Exercise objective
Reproduce the listing below exactly. Pictures do not belong in the copy.

[START]

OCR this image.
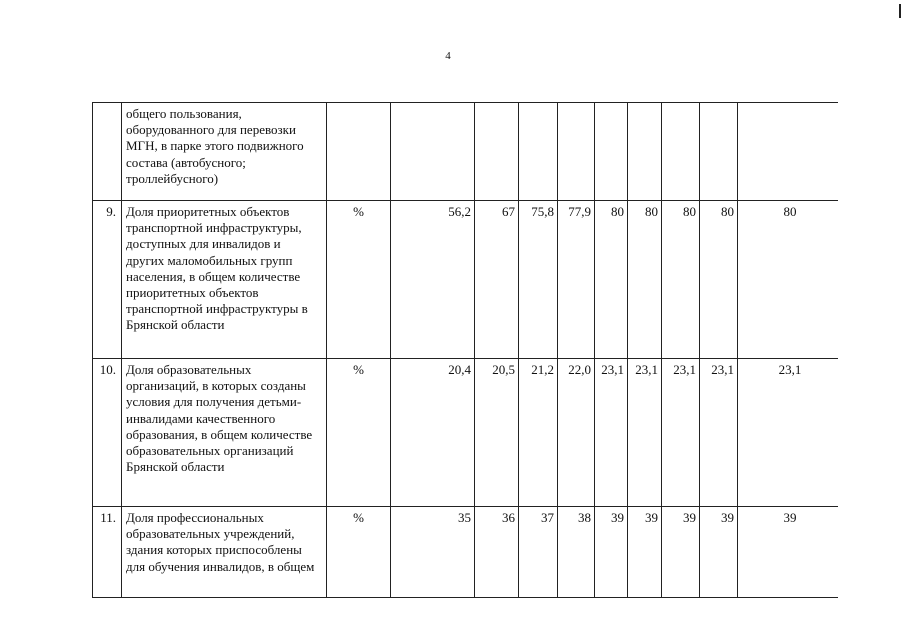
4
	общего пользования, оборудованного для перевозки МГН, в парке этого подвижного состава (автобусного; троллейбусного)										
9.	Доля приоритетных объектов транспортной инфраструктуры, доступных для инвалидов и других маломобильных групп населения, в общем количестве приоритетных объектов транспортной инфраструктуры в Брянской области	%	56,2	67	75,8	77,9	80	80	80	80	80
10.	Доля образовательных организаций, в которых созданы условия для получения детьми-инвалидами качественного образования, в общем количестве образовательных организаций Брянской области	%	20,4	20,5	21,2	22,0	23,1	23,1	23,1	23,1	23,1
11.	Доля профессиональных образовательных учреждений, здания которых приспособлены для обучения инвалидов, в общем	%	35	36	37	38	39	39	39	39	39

[END]

Finished answer
OCR this image.
4
	общего пользования, оборудованного для перевозки МГН, в парке этого подвижного состава (автобусного; троллейбусного)										
9.	Доля приоритетных объектов транспортной инфраструктуры, доступных для инвалидов и других маломобильных групп населения, в общем количестве приоритетных объектов транспортной инфраструктуры в Брянской области	%	56,2	67	75,8	77,9	80	80	80	80	80
10.	Доля образовательных организаций, в которых созданы условия для получения детьми-инвалидами качественного образования, в общем количестве образовательных организаций Брянской области	%	20,4	20,5	21,2	22,0	23,1	23,1	23,1	23,1	23,1
11.	Доля профессиональных образовательных учреждений, здания которых приспособлены для обучения инвалидов, в общем	%	35	36	37	38	39	39	39	39	39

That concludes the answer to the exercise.